Directive: Rewrite the part that opens with the line containing "point-number-cell: 9988: [81, 202, 172, 213]" and closes with the line containing "x-coordinate-cell: 678105,81: [459, 618, 536, 629]", changing "table-row" to "data-row" and leaving everything else unchanged.

Provided data:

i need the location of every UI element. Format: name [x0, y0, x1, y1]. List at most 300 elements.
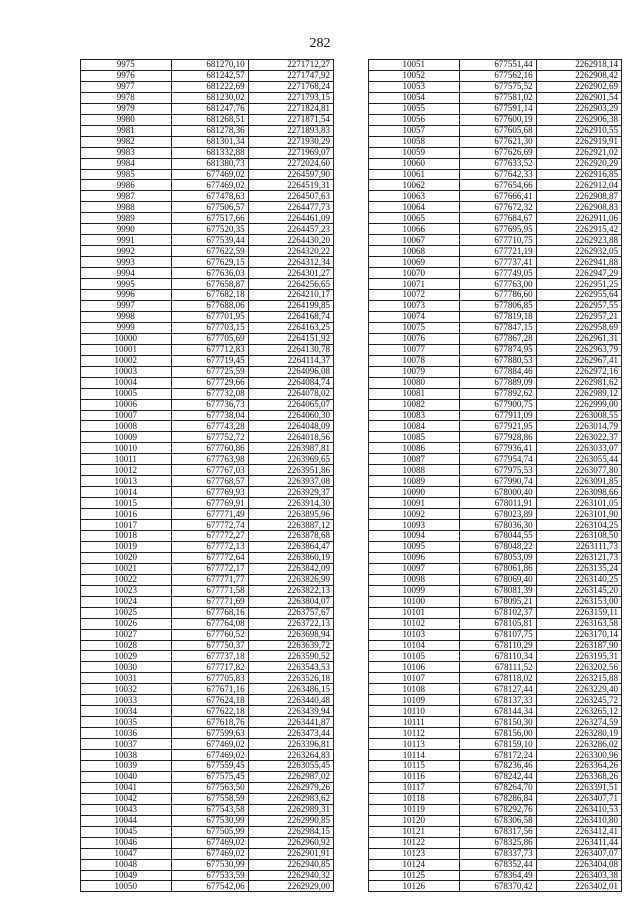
point-number-cell: 9988: [81, 202, 172, 213]
x-coordinate-cell: 677605,68: [459, 125, 536, 136]
table-row: [369, 311, 622, 322]
point-number-cell: 10063: [369, 191, 460, 202]
y-coordinate-cell: 2263929,37: [248, 487, 333, 498]
y-coordinate-cell: 2263842,09: [248, 563, 333, 574]
point-number-cell: 10017: [81, 520, 172, 531]
x-coordinate-cell: 678317,56: [459, 826, 536, 837]
x-coordinate-cell: 677717,82: [171, 662, 248, 673]
x-coordinate-cell: 677880,53: [459, 355, 536, 366]
table-row: [81, 640, 334, 651]
point-number-cell: 10077: [369, 344, 460, 355]
point-number-cell: 10060: [369, 158, 460, 169]
x-coordinate-cell: 681222,69: [171, 81, 248, 92]
x-coordinate-cell: 677520,35: [171, 224, 248, 235]
x-coordinate-cell: 677928,86: [459, 432, 536, 443]
y-coordinate-cell: 2263895,96: [248, 509, 333, 520]
table-row: [81, 673, 334, 684]
x-coordinate-cell: 678105,81: [459, 618, 536, 629]
point-number-cell: 10002: [81, 355, 172, 366]
y-coordinate-cell: 2262941,88: [536, 257, 621, 268]
table-row: [81, 684, 334, 695]
x-coordinate-cell: 677581,02: [459, 92, 536, 103]
x-coordinate-cell: 677505,99: [171, 826, 248, 837]
x-coordinate-cell: 678053,09: [459, 552, 536, 563]
table-row: [81, 191, 334, 202]
table-row: [81, 596, 334, 607]
x-coordinate-cell: 681247,76: [171, 103, 248, 114]
y-coordinate-cell: 2262918,14: [536, 60, 621, 71]
y-coordinate-cell: 2263439,94: [248, 706, 333, 717]
table-row: [81, 169, 334, 180]
y-coordinate-cell: 2264320,22: [248, 246, 333, 257]
point-number-cell: 10116: [369, 771, 460, 782]
y-coordinate-cell: 2263403,38: [536, 870, 621, 881]
x-coordinate-cell: 678144,34: [459, 706, 536, 717]
point-number-cell: 10119: [369, 804, 460, 815]
x-coordinate-cell: 678370,42: [459, 881, 536, 892]
x-coordinate-cell: 677921,95: [459, 421, 536, 432]
y-coordinate-cell: 2263077,80: [536, 465, 621, 476]
table-row: [369, 235, 622, 246]
table-row: [81, 70, 334, 81]
x-coordinate-cell: 677737,18: [171, 651, 248, 662]
y-coordinate-cell: 2263937,08: [248, 476, 333, 487]
point-number-cell: 10035: [81, 717, 172, 728]
table-row: [369, 257, 622, 268]
x-coordinate-cell: 677622,18: [171, 706, 248, 717]
point-number-cell: 10097: [369, 563, 460, 574]
x-coordinate-cell: 677719,45: [171, 355, 248, 366]
x-coordinate-cell: 677725,59: [171, 366, 248, 377]
table-row: [369, 574, 622, 585]
point-number-cell: 10082: [369, 399, 460, 410]
point-number-cell: 10025: [81, 607, 172, 618]
x-coordinate-cell: 678264,70: [459, 782, 536, 793]
point-number-cell: 10045: [81, 826, 172, 837]
x-coordinate-cell: 677772,64: [171, 552, 248, 563]
x-coordinate-cell: 677772,13: [171, 541, 248, 552]
x-coordinate-cell: 677771,77: [171, 574, 248, 585]
y-coordinate-cell: 2264597,90: [248, 169, 333, 180]
point-number-cell: 10114: [369, 750, 460, 761]
point-number-cell: 10099: [369, 585, 460, 596]
y-coordinate-cell: 2263108,50: [536, 530, 621, 541]
x-coordinate-cell: 677736,73: [171, 399, 248, 410]
table-row: [81, 114, 334, 125]
x-coordinate-cell: 677684,67: [459, 213, 536, 224]
table-row: [81, 311, 334, 322]
y-coordinate-cell: 2263914,30: [248, 498, 333, 509]
y-coordinate-cell: 2262951,25: [536, 279, 621, 290]
point-number-cell: 10073: [369, 300, 460, 311]
x-coordinate-cell: 677543,58: [171, 804, 248, 815]
point-number-cell: 10028: [81, 640, 172, 651]
point-number-cell: 9985: [81, 169, 172, 180]
point-number-cell: 10095: [369, 541, 460, 552]
table-row: [81, 366, 334, 377]
point-number-cell: 10068: [369, 246, 460, 257]
point-number-cell: 10014: [81, 487, 172, 498]
table-row: [81, 771, 334, 782]
point-number-cell: 10042: [81, 793, 172, 804]
table-row: [81, 377, 334, 388]
table-row: [81, 837, 334, 848]
point-number-cell: 10004: [81, 377, 172, 388]
coordinates-table-left: [80, 59, 334, 892]
y-coordinate-cell: 2262989,31: [248, 804, 333, 815]
table-row: [81, 60, 334, 71]
table-row: [81, 695, 334, 706]
point-number-cell: 9995: [81, 279, 172, 290]
table-row: [81, 563, 334, 574]
y-coordinate-cell: 2263170,14: [536, 629, 621, 640]
table-row: [369, 881, 622, 892]
y-coordinate-cell: 2264312,34: [248, 257, 333, 268]
table-row: [81, 290, 334, 301]
y-coordinate-cell: 2263860,19: [248, 552, 333, 563]
point-number-cell: 10093: [369, 520, 460, 531]
table-row: [369, 191, 622, 202]
point-number-cell: 10065: [369, 213, 460, 224]
point-number-cell: 10009: [81, 432, 172, 443]
table-row: [81, 279, 334, 290]
x-coordinate-cell: 677712,83: [171, 344, 248, 355]
point-number-cell: 10055: [369, 103, 460, 114]
point-number-cell: 10103: [369, 629, 460, 640]
table-row: [81, 651, 334, 662]
table-row: [369, 585, 622, 596]
point-number-cell: 10047: [81, 848, 172, 859]
y-coordinate-cell: 2264048,09: [248, 421, 333, 432]
y-coordinate-cell: 2263822,13: [248, 585, 333, 596]
table-row: [369, 366, 622, 377]
point-number-cell: 10070: [369, 268, 460, 279]
point-number-cell: 10022: [81, 574, 172, 585]
table-row: [369, 81, 622, 92]
point-number-cell: 10112: [369, 728, 460, 739]
table-row: [369, 804, 622, 815]
x-coordinate-cell: 677772,74: [171, 520, 248, 531]
x-coordinate-cell: 677469,02: [171, 837, 248, 848]
x-coordinate-cell: 678095,21: [459, 596, 536, 607]
point-number-cell: 9984: [81, 158, 172, 169]
point-number-cell: 10118: [369, 793, 460, 804]
y-coordinate-cell: 2262989,12: [536, 388, 621, 399]
y-coordinate-cell: 2263264,83: [248, 750, 333, 761]
table-row: [81, 859, 334, 870]
point-number-cell: 10124: [369, 859, 460, 870]
x-coordinate-cell: 677666,41: [459, 191, 536, 202]
x-coordinate-cell: 677771,58: [171, 585, 248, 596]
table-row: [81, 498, 334, 509]
point-number-cell: 10034: [81, 706, 172, 717]
y-coordinate-cell: 2263639,72: [248, 640, 333, 651]
table-row: [369, 552, 622, 563]
table-row: [81, 421, 334, 432]
y-coordinate-cell: 2263014,79: [536, 421, 621, 432]
point-number-cell: 9987: [81, 191, 172, 202]
point-number-cell: 10027: [81, 629, 172, 640]
point-number-cell: 10011: [81, 454, 172, 465]
y-coordinate-cell: 2263135,24: [536, 563, 621, 574]
point-number-cell: 10106: [369, 662, 460, 673]
point-number-cell: 9989: [81, 213, 172, 224]
y-coordinate-cell: 2262901,54: [536, 92, 621, 103]
table-row: [81, 333, 334, 344]
table-row: [369, 509, 622, 520]
y-coordinate-cell: 2263407,71: [536, 793, 621, 804]
x-coordinate-cell: 677768,57: [171, 476, 248, 487]
y-coordinate-cell: 2262947,29: [536, 268, 621, 279]
table-row: [81, 662, 334, 673]
point-number-cell: 10056: [369, 114, 460, 125]
point-number-cell: 10101: [369, 607, 460, 618]
point-number-cell: 10123: [369, 848, 460, 859]
table-row: [369, 837, 622, 848]
point-number-cell: 10074: [369, 311, 460, 322]
table-row: [369, 848, 622, 859]
x-coordinate-cell: 677737,41: [459, 257, 536, 268]
point-number-cell: 9983: [81, 147, 172, 158]
y-coordinate-cell: 2264096,08: [248, 366, 333, 377]
point-number-cell: 10092: [369, 509, 460, 520]
x-coordinate-cell: 678118,02: [459, 673, 536, 684]
table-row: [369, 684, 622, 695]
point-number-cell: 9979: [81, 103, 172, 114]
x-coordinate-cell: 678000,40: [459, 487, 536, 498]
y-coordinate-cell: 2264477,73: [248, 202, 333, 213]
y-coordinate-cell: 2271893,83: [248, 125, 333, 136]
point-number-cell: 10079: [369, 366, 460, 377]
x-coordinate-cell: 678159,10: [459, 739, 536, 750]
x-coordinate-cell: 677732,08: [171, 388, 248, 399]
table-row: [369, 158, 622, 169]
table-row: [369, 826, 622, 837]
x-coordinate-cell: 677633,52: [459, 158, 536, 169]
table-row: [81, 530, 334, 541]
table-row: [81, 268, 334, 279]
y-coordinate-cell: 2263987,81: [248, 443, 333, 454]
x-coordinate-cell: 681268,51: [171, 114, 248, 125]
point-number-cell: 9986: [81, 180, 172, 191]
x-coordinate-cell: 678306,58: [459, 815, 536, 826]
y-coordinate-cell: 2263104,25: [536, 520, 621, 531]
y-coordinate-cell: 2262957,55: [536, 300, 621, 311]
x-coordinate-cell: 678102,37: [459, 607, 536, 618]
point-number-cell: 10084: [369, 421, 460, 432]
x-coordinate-cell: 678156,00: [459, 728, 536, 739]
y-coordinate-cell: 2262921,02: [536, 147, 621, 158]
x-coordinate-cell: 681242,57: [171, 70, 248, 81]
table-row: [81, 443, 334, 454]
point-number-cell: 10108: [369, 684, 460, 695]
point-number-cell: 9978: [81, 92, 172, 103]
point-number-cell: 10107: [369, 673, 460, 684]
table-row: [81, 728, 334, 739]
x-coordinate-cell: 678364,49: [459, 870, 536, 881]
y-coordinate-cell: 2263101,90: [536, 509, 621, 520]
y-coordinate-cell: 2263864,47: [248, 541, 333, 552]
y-coordinate-cell: 2262929,00: [248, 881, 333, 892]
x-coordinate-cell: 677533,59: [171, 870, 248, 881]
table-row: [369, 410, 622, 421]
x-coordinate-cell: 677771,49: [171, 509, 248, 520]
point-number-cell: 10059: [369, 147, 460, 158]
x-coordinate-cell: 677469,02: [171, 750, 248, 761]
table-row: [81, 388, 334, 399]
table-row: [81, 607, 334, 618]
point-number-cell: 10006: [81, 399, 172, 410]
table-row: [81, 476, 334, 487]
y-coordinate-cell: 2263202,56: [536, 662, 621, 673]
table-row: [369, 70, 622, 81]
x-coordinate-cell: 678048,22: [459, 541, 536, 552]
x-coordinate-cell: 681301,34: [171, 136, 248, 147]
y-coordinate-cell: 2262923,88: [536, 235, 621, 246]
x-coordinate-cell: 677600,19: [459, 114, 536, 125]
table-row: [81, 520, 334, 531]
y-coordinate-cell: 2263878,68: [248, 530, 333, 541]
table-row: [81, 717, 334, 728]
point-number-cell: 10030: [81, 662, 172, 673]
x-coordinate-cell: 677539,44: [171, 235, 248, 246]
x-coordinate-cell: 677786,60: [459, 290, 536, 301]
y-coordinate-cell: 2262932,05: [536, 246, 621, 257]
point-number-cell: 10026: [81, 618, 172, 629]
point-number-cell: 9977: [81, 81, 172, 92]
point-number-cell: 10003: [81, 366, 172, 377]
point-number-cell: 10067: [369, 235, 460, 246]
y-coordinate-cell: 2263140,25: [536, 574, 621, 585]
y-coordinate-cell: 2263159,11: [536, 607, 621, 618]
y-coordinate-cell: 2262967,41: [536, 355, 621, 366]
table-row: [81, 235, 334, 246]
y-coordinate-cell: 2262955,64: [536, 290, 621, 301]
point-number-cell: 10064: [369, 202, 460, 213]
y-coordinate-cell: 2262916,85: [536, 169, 621, 180]
x-coordinate-cell: 678110,29: [459, 640, 536, 651]
table-row: [81, 202, 334, 213]
x-coordinate-cell: 677936,41: [459, 443, 536, 454]
point-number-cell: 10041: [81, 782, 172, 793]
table-row: [81, 706, 334, 717]
x-coordinate-cell: 677506,57: [171, 202, 248, 213]
table-row: [81, 180, 334, 191]
y-coordinate-cell: 2262940,85: [248, 859, 333, 870]
y-coordinate-cell: 2264151,92: [248, 333, 333, 344]
table-row: [81, 432, 334, 443]
y-coordinate-cell: 2262920,29: [536, 158, 621, 169]
table-row: [369, 344, 622, 355]
y-coordinate-cell: 2263286,02: [536, 739, 621, 750]
table-row: [369, 673, 622, 684]
x-coordinate-cell: 677469,02: [171, 848, 248, 859]
y-coordinate-cell: 2264168,74: [248, 311, 333, 322]
x-coordinate-cell: 677642,33: [459, 169, 536, 180]
x-coordinate-cell: 681380,73: [171, 158, 248, 169]
y-coordinate-cell: 2271768,24: [248, 81, 333, 92]
table-row: [81, 870, 334, 881]
table-row: [81, 782, 334, 793]
point-number-cell: 10088: [369, 465, 460, 476]
y-coordinate-cell: 2263543,53: [248, 662, 333, 673]
table-row: [81, 509, 334, 520]
table-row: [369, 782, 622, 793]
table-row: [369, 739, 622, 750]
y-coordinate-cell: 2271930,29: [248, 136, 333, 147]
table-row: [369, 421, 622, 432]
point-number-cell: 9976: [81, 70, 172, 81]
y-coordinate-cell: 2263887,12: [248, 520, 333, 531]
point-number-cell: 10109: [369, 695, 460, 706]
x-coordinate-cell: 677705,83: [171, 673, 248, 684]
point-number-cell: 10057: [369, 125, 460, 136]
x-coordinate-cell: 677975,53: [459, 465, 536, 476]
point-number-cell: 9996: [81, 290, 172, 301]
y-coordinate-cell: 2263407,07: [536, 848, 621, 859]
x-coordinate-cell: 678111,52: [459, 662, 536, 673]
point-number-cell: 10024: [81, 596, 172, 607]
table-row: [369, 793, 622, 804]
table-row: [369, 563, 622, 574]
y-coordinate-cell: 2264430,20: [248, 235, 333, 246]
point-number-cell: 10087: [369, 454, 460, 465]
table-row: [369, 377, 622, 388]
x-coordinate-cell: 677892,62: [459, 388, 536, 399]
point-number-cell: 10023: [81, 585, 172, 596]
y-coordinate-cell: 2263111,73: [536, 541, 621, 552]
point-number-cell: 10054: [369, 92, 460, 103]
y-coordinate-cell: 2263245,72: [536, 695, 621, 706]
y-coordinate-cell: 2263590,52: [248, 651, 333, 662]
table-row: [369, 290, 622, 301]
point-number-cell: 10001: [81, 344, 172, 355]
point-number-cell: 10117: [369, 782, 460, 793]
x-coordinate-cell: 678069,40: [459, 574, 536, 585]
y-coordinate-cell: 2264078,02: [248, 388, 333, 399]
table-row: [369, 136, 622, 147]
x-coordinate-cell: 677682,18: [171, 290, 248, 301]
x-coordinate-cell: 677763,00: [459, 279, 536, 290]
point-number-cell: 10061: [369, 169, 460, 180]
table-row: [369, 103, 622, 114]
table-row: [369, 60, 622, 71]
x-coordinate-cell: 677672,32: [459, 202, 536, 213]
table-row: [369, 454, 622, 465]
y-coordinate-cell: 2264114,37: [248, 355, 333, 366]
y-coordinate-cell: 2262908,87: [536, 191, 621, 202]
table-row: [81, 750, 334, 761]
y-coordinate-cell: 2264163,25: [248, 322, 333, 333]
table-row: [369, 870, 622, 881]
y-coordinate-cell: 2262908,42: [536, 70, 621, 81]
y-coordinate-cell: 2263368,26: [536, 771, 621, 782]
x-coordinate-cell: 677618,76: [171, 717, 248, 728]
point-number-cell: 10113: [369, 739, 460, 750]
y-coordinate-cell: 2262987,02: [248, 771, 333, 782]
x-coordinate-cell: 681332,88: [171, 147, 248, 158]
x-coordinate-cell: 677760,86: [171, 443, 248, 454]
y-coordinate-cell: 2263008,55: [536, 410, 621, 421]
x-coordinate-cell: 677530,99: [171, 859, 248, 870]
x-coordinate-cell: 677701,95: [171, 311, 248, 322]
x-coordinate-cell: 677575,45: [171, 771, 248, 782]
y-coordinate-cell: 2264210,17: [248, 290, 333, 301]
point-number-cell: 10051: [369, 60, 460, 71]
point-number-cell: 10069: [369, 257, 460, 268]
table-row: [81, 826, 334, 837]
table-row: [369, 169, 622, 180]
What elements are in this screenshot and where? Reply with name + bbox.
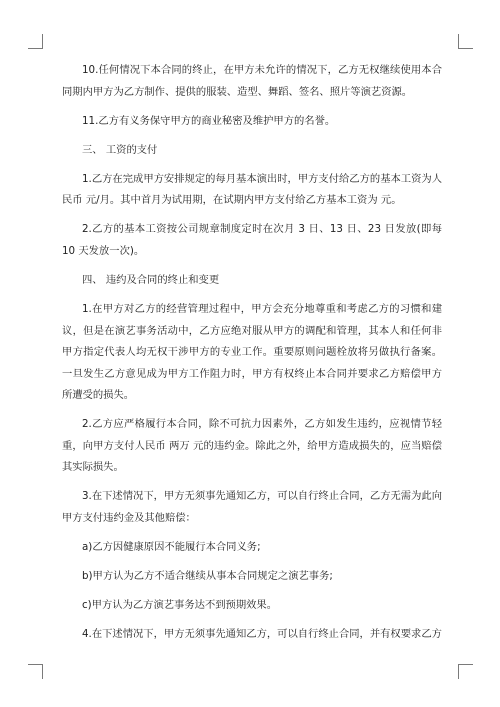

Solution to the exercise:
point-number-cell: 9988: [81, 202, 172, 213]
x-coordinate-cell: 677605,68: [459, 125, 536, 136]
data-row: [369, 311, 622, 322]
point-number-cell: 10063: [369, 191, 460, 202]
y-coordinate-cell: 2263929,37: [248, 487, 333, 498]
y-coordinate-cell: 2263842,09: [248, 563, 333, 574]
point-number-cell: 10017: [81, 520, 172, 531]
x-coordinate-cell: 678317,56: [459, 826, 536, 837]
x-coordinate-cell: 677717,82: [171, 662, 248, 673]
x-coordinate-cell: 677880,53: [459, 355, 536, 366]
data-row: [81, 640, 334, 651]
point-number-cell: 10077: [369, 344, 460, 355]
point-number-cell: 10060: [369, 158, 460, 169]
x-coordinate-cell: 681222,69: [171, 81, 248, 92]
x-coordinate-cell: 677520,35: [171, 224, 248, 235]
x-coordinate-cell: 677928,86: [459, 432, 536, 443]
y-coordinate-cell: 2263895,96: [248, 509, 333, 520]
data-row: [81, 673, 334, 684]
x-coordinate-cell: 678105,81: [459, 618, 536, 629]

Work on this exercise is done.